§ Page excerpt:
★ ★ ★ ★ ★

Each party will have the right to inspect and copy the other party's 
materials prior to the hearing.
    The parties to the hearing will consist of the applicant and a 
representative of the Company who shall present the reasons for the 
action taken by the Company that allegedly aggrieved the applicant. The 
applicant is entitled to be accompanied, represented and advised by 
counsel at all stages of the proceedings.
    The Fee Review Subcommittee will determine all questions concerning 
the admissibility of evidence and will otherwise regulate the conduct 
of the hearing. Each of the parties will be permitted to make an 
opening statement, present witnesses and documentary evidence, cross 
examine opposing witnesses and present closing arguments orally or in 
writing as determined by the Fee Review Subcommittee. The Fee Review 
Subcommittee also will have the right to question all parties and 
witnesses to the proceeding. The Fee Review Subcommittee must keep a 
record of the hearing. The formal rules of evidence will not apply.
    The Fee Review Subcommittee must set forth its decision in writing 
and send the written decision to the parties to the proceeding. Such 
decisions will contain the reasons supporting the conclusions of the 
Fee Review Subcommittee.
    The decision of the Fee Review Subcommittee will be subject to 
review by the Operating Committee either on its own motion within 20 
business days after issuance of the decision or upon written request 
submitted by the applicant within 15 business days after

[[Page 27906]]

issuance of the decision. The applicant's petition must be in writing 
and must specify the findings and conclusions to which the applicant 
objects, together with the reasons for such objections. Any objection 
to a decision not specified in writing will be considered to have been 
abandoned and may be disregarded. Parties may petition to submit a 
written argument to the Operating Committee and may request an 
opportunity to make an oral argument before the Operating Committee.

★ ★ ★ ★ ★

§ Dataset:
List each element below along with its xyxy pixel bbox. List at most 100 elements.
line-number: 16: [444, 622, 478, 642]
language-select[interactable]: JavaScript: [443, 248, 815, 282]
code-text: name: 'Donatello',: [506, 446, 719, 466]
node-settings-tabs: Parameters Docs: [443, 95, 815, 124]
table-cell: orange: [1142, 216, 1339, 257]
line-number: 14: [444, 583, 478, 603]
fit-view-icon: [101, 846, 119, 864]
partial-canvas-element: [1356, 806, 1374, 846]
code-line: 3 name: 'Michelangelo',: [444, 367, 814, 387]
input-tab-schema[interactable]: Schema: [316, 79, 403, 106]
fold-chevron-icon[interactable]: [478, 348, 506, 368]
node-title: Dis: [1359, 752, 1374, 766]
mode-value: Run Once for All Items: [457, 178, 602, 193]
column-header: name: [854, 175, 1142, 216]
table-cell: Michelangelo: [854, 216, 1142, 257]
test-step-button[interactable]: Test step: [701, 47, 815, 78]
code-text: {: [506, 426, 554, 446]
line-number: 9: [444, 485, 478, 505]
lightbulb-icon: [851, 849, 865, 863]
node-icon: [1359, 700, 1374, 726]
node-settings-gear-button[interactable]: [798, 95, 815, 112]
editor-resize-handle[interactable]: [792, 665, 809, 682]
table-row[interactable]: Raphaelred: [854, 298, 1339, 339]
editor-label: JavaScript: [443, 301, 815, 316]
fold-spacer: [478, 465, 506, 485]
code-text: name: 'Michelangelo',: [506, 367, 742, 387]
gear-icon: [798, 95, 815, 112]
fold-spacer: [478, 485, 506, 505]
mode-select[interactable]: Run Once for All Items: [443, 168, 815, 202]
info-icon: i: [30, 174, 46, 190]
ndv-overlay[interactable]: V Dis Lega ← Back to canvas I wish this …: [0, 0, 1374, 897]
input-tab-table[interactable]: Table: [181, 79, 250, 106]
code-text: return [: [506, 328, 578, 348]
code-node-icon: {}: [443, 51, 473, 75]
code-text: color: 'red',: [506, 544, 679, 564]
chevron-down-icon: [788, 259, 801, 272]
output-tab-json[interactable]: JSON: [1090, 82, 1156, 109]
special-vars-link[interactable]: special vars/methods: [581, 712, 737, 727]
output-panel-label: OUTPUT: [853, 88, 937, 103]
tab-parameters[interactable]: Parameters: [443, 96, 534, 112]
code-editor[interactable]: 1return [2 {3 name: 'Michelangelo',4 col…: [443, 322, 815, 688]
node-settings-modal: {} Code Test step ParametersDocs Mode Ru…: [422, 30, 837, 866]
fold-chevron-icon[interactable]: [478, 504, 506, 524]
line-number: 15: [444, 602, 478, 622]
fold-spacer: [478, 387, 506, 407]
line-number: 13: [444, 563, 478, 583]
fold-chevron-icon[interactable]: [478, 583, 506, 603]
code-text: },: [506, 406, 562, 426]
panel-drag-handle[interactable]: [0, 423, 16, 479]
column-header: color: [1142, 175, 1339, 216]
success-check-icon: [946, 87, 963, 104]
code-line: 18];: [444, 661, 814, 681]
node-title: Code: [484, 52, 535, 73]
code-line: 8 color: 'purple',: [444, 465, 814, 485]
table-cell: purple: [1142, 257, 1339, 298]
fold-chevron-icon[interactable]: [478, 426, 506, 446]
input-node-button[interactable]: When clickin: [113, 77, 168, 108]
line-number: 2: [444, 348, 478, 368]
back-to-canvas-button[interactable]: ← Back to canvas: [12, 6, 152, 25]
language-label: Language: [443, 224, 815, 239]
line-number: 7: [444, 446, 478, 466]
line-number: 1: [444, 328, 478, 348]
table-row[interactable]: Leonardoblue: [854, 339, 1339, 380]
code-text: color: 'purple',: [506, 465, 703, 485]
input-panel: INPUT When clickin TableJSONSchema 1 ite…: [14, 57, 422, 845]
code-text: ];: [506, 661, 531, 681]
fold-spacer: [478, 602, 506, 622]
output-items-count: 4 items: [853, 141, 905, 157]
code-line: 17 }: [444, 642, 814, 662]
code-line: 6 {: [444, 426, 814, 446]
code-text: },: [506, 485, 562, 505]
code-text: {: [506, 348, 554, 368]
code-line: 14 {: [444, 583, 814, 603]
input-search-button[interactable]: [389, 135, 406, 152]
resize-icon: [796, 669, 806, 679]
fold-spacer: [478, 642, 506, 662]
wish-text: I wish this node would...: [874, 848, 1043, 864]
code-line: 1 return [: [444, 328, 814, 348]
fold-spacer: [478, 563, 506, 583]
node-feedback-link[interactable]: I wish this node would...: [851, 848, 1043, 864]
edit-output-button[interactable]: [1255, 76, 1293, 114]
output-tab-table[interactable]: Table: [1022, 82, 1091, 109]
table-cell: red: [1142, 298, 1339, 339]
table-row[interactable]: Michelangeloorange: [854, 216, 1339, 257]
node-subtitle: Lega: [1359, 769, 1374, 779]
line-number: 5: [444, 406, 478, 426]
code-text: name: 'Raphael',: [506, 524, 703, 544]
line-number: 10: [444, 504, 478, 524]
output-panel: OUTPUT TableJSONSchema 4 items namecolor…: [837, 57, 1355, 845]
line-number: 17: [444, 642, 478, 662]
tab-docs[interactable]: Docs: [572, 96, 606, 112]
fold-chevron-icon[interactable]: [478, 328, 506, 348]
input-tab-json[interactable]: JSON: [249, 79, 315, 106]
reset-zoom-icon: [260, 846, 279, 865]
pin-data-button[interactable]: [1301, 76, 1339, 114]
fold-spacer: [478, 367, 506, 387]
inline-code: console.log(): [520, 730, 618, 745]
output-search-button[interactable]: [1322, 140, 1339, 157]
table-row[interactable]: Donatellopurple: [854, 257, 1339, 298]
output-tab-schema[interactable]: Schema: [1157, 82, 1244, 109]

★ ★ ★ ★ ★

§ Exercise instructions:
1. For each statement, say yes or no as to whether it agrees with the fee review passage, and quote the words of the passage that decide it. (a) The formal rules of evidence apply at the hearing. (b) The applicant may have counsel at every stage of the proceedings. (c) The applicant has 20 business days after the decision is issued to request review.
2. Write out the fee review passage from "The Fee Review Subcommittee will determine" up to and including "will not apply.".
Rely on the fee review passage alone, not on the data.

§ Solutions for each task:
1.
(a) No: "The formal rules of evidence will not apply."
(b) Yes: "The applicant is entitled to be accompanied, represented and advised by counsel at all stages of the proceedings."
(c) No: "submitted by the applicant within 15 business days after"

2.
The Fee Review Subcommittee will determine all questions concerning 
the admissibility of evidence and will otherwise regulate the conduct 
of the hearing. Each of the parties will be permitted to make an 
opening statement, present witnesses and documentary evidence, cross 
examine opposing witnesses and present closing arguments orally or in 
writing as determined by the Fee Review Subcommittee. The Fee Review 
Subcommittee also will have the right to question all parties and 
witnesses to the proceeding. The Fee Review Subcommittee must keep a 
record of the hearing. The formal rules of evidence will not apply.